* begin RECORDS SUPPLIED *

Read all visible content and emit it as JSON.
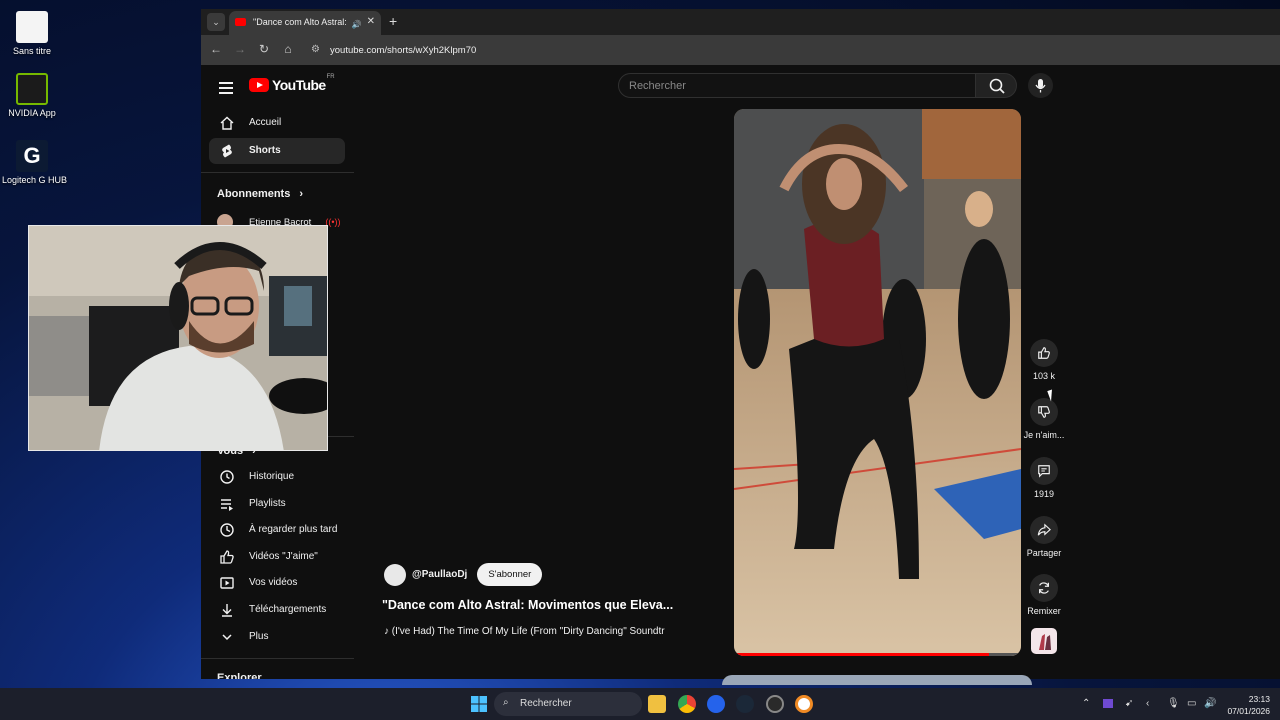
{
  "desktop": {
    "icons": [
      {
        "label": "Sans titre"
      },
      {
        "label": "NVIDIA App"
      },
      {
        "label": "Logitech G HUB"
      }
    ]
  },
  "browser": {
    "tab_title": "\"Dance com Alto Astral: Mo",
    "url": "youtube.com/shorts/wXyh2Klpm70"
  },
  "youtube": {
    "region": "FR",
    "search_placeholder": "Rechercher",
    "sidebar": {
      "main_items": [
        {
          "label": "Accueil",
          "icon": "home-icon"
        },
        {
          "label": "Shorts",
          "icon": "shorts-icon",
          "active": true
        }
      ],
      "subscriptions_heading": "Abonnements",
      "subscription": "Etienne Bacrot",
      "you_heading": "Vous",
      "you_items": [
        {
          "label": "Historique",
          "icon": "history-icon"
        },
        {
          "label": "Playlists",
          "icon": "playlist-icon"
        },
        {
          "label": "À regarder plus tard",
          "icon": "clock-icon"
        },
        {
          "label": "Vidéos \"J'aime\"",
          "icon": "like-icon"
        },
        {
          "label": "Vos vidéos",
          "icon": "video-icon"
        },
        {
          "label": "Téléchargements",
          "icon": "download-icon"
        },
        {
          "label": "Plus",
          "icon": "chevron-down-icon"
        }
      ],
      "explore_heading": "Explorer"
    },
    "short": {
      "channel": "@PaullaoDj",
      "subscribe_label": "S'abonner",
      "title": "\"Dance com Alto Astral: Movimentos que Eleva...",
      "music": "(I've Had) The Time Of My Life (From \"Dirty Dancing\" Soundtr",
      "progress_fraction": 0.89,
      "actions": {
        "likes": "103 k",
        "dislike_label": "Je n'aim...",
        "comments": "1919",
        "share_label": "Partager",
        "remix_label": "Remixer"
      }
    }
  },
  "taskbar": {
    "search_placeholder": "Rechercher",
    "time": "23:13",
    "date": "07/01/2026"
  }
}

* end RECORDS SUPPLIED *

> GOAL OF THE EXERCISE: Write out the entries above word for word. Do not include the pictures.

> WRITTEN SOLUTION:
Read all visible content and emit it as JSON.
{
  "desktop": {
    "icons": [
      {
        "label": "Sans titre"
      },
      {
        "label": "NVIDIA App"
      },
      {
        "label": "Logitech G HUB"
      }
    ]
  },
  "browser": {
    "tab_title": "\"Dance com Alto Astral: Mo",
    "url": "youtube.com/shorts/wXyh2Klpm70"
  },
  "youtube": {
    "region": "FR",
    "search_placeholder": "Rechercher",
    "sidebar": {
      "main_items": [
        {
          "label": "Accueil",
          "icon": "home-icon"
        },
        {
          "label": "Shorts",
          "icon": "shorts-icon",
          "active": true
        }
      ],
      "subscriptions_heading": "Abonnements",
      "subscription": "Etienne Bacrot",
      "you_heading": "Vous",
      "you_items": [
        {
          "label": "Historique",
          "icon": "history-icon"
        },
        {
          "label": "Playlists",
          "icon": "playlist-icon"
        },
        {
          "label": "À regarder plus tard",
          "icon": "clock-icon"
        },
        {
          "label": "Vidéos \"J'aime\"",
          "icon": "like-icon"
        },
        {
          "label": "Vos vidéos",
          "icon": "video-icon"
        },
        {
          "label": "Téléchargements",
          "icon": "download-icon"
        },
        {
          "label": "Plus",
          "icon": "chevron-down-icon"
        }
      ],
      "explore_heading": "Explorer"
    },
    "short": {
      "channel": "@PaullaoDj",
      "subscribe_label": "S'abonner",
      "title": "\"Dance com Alto Astral: Movimentos que Eleva...",
      "music": "(I've Had) The Time Of My Life (From \"Dirty Dancing\" Soundtr",
      "progress_fraction": 0.89,
      "actions": {
        "likes": "103 k",
        "dislike_label": "Je n'aim...",
        "comments": "1919",
        "share_label": "Partager",
        "remix_label": "Remixer"
      }
    }
  },
  "taskbar": {
    "search_placeholder": "Rechercher",
    "time": "23:13",
    "date": "07/01/2026"
  }
}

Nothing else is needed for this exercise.